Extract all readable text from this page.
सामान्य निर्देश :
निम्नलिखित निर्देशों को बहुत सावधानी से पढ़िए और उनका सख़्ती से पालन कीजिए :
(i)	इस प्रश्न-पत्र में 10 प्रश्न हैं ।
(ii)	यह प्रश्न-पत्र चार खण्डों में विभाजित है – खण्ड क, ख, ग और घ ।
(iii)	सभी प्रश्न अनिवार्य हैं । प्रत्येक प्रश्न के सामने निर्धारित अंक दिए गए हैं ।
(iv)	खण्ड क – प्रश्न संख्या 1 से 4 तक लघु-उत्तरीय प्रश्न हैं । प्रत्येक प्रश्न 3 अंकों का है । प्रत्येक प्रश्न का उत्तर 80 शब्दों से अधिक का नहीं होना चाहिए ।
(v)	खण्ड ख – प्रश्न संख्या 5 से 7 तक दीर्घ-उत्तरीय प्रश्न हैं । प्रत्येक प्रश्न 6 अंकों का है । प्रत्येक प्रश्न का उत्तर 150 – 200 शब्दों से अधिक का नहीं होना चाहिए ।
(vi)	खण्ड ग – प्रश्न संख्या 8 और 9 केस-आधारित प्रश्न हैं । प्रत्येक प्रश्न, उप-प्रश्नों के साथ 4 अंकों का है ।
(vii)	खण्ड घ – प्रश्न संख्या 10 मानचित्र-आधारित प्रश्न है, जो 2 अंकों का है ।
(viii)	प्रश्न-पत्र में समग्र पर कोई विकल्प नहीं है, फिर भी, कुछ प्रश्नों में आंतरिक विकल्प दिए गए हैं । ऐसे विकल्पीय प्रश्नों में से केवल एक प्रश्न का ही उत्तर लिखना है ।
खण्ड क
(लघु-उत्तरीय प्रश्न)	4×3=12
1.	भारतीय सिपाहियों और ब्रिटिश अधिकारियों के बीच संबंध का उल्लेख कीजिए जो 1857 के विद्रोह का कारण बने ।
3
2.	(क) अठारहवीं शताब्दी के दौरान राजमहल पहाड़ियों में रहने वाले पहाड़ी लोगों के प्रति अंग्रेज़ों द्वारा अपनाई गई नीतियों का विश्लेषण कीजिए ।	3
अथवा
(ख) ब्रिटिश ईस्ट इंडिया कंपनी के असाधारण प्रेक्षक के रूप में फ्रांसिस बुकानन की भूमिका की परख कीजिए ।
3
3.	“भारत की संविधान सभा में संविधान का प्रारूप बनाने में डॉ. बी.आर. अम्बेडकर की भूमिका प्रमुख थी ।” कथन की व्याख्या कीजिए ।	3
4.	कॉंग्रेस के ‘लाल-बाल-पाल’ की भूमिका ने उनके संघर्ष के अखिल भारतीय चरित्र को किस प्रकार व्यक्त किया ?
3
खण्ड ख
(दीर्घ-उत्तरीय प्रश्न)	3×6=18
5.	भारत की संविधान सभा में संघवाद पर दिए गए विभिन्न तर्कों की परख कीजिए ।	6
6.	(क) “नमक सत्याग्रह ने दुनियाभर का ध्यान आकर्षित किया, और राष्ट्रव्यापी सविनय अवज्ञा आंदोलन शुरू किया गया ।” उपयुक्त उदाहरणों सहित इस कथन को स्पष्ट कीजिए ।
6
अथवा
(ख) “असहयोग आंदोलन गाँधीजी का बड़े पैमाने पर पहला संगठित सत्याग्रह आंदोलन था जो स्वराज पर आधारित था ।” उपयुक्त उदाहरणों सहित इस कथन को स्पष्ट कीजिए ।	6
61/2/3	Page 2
***
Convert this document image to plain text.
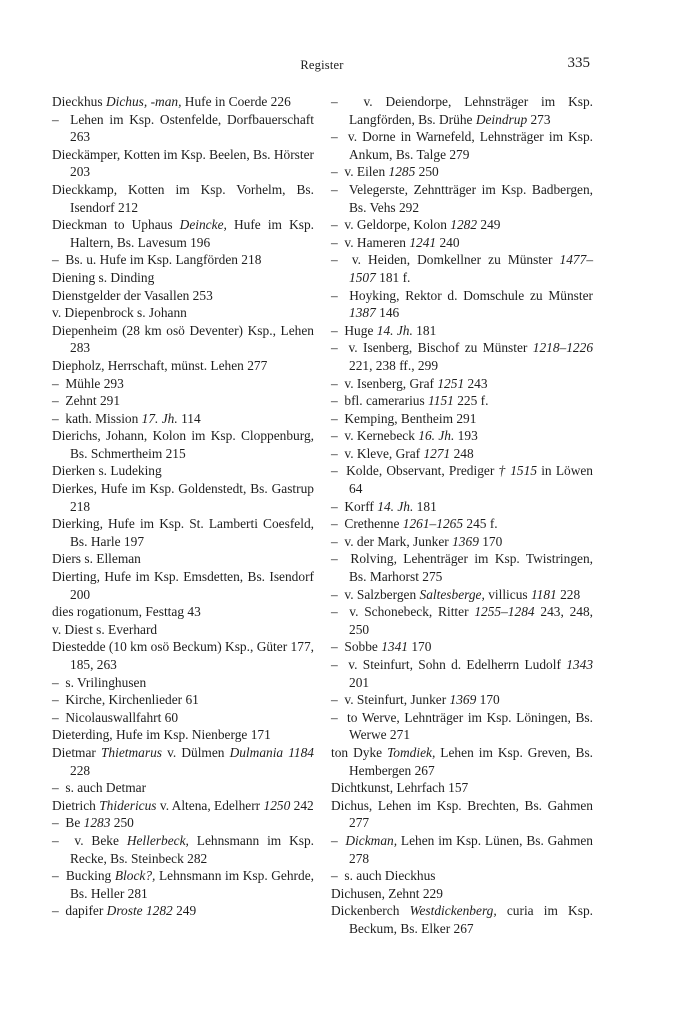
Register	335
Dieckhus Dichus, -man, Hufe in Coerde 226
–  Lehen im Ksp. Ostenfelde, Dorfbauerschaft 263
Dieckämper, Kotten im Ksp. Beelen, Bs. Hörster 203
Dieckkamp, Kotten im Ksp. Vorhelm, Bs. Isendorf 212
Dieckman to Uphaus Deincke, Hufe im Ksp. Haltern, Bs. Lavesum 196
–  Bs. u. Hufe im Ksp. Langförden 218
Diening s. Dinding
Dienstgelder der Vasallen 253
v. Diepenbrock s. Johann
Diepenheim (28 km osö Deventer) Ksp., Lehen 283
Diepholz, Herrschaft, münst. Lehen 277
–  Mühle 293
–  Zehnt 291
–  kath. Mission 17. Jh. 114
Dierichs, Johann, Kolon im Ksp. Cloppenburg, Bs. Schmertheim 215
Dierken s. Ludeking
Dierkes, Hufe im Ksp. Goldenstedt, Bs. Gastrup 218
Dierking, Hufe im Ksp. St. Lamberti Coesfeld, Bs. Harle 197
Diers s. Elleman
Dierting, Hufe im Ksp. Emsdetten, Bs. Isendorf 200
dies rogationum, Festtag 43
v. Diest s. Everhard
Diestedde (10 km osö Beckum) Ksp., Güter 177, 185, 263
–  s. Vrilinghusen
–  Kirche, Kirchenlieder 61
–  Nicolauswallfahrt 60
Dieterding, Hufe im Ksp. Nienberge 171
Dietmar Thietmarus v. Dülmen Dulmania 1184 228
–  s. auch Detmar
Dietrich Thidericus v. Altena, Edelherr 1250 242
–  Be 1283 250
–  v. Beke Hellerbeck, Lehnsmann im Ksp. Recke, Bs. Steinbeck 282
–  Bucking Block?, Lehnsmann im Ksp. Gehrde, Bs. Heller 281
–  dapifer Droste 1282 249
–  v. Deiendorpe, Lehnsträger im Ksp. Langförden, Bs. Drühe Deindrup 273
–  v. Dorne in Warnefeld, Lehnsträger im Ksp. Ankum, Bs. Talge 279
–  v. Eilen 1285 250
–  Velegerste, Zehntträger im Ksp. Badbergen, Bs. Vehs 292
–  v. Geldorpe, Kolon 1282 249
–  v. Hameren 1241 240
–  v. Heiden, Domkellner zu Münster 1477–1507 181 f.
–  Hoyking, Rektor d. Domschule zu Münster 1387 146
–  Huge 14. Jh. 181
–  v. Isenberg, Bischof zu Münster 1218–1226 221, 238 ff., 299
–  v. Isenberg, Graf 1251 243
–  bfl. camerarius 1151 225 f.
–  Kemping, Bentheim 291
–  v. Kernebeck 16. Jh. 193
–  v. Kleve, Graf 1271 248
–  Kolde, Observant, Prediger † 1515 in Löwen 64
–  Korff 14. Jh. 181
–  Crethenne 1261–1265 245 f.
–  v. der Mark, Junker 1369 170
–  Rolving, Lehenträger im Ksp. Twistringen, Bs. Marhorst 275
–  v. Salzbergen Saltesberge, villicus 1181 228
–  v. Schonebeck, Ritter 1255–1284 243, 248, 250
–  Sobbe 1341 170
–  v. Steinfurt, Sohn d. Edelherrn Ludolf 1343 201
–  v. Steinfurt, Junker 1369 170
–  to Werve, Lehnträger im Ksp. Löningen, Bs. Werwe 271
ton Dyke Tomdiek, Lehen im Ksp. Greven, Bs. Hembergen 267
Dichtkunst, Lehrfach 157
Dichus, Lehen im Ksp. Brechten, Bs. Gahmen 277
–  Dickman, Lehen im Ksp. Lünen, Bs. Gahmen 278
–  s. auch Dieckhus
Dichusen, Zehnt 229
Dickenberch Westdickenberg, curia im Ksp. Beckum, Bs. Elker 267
***
Gather and copy every line of the data in which the string "this" is found.

Result of the task:
Extract all readable text from this page.
Convert this document image to plain text.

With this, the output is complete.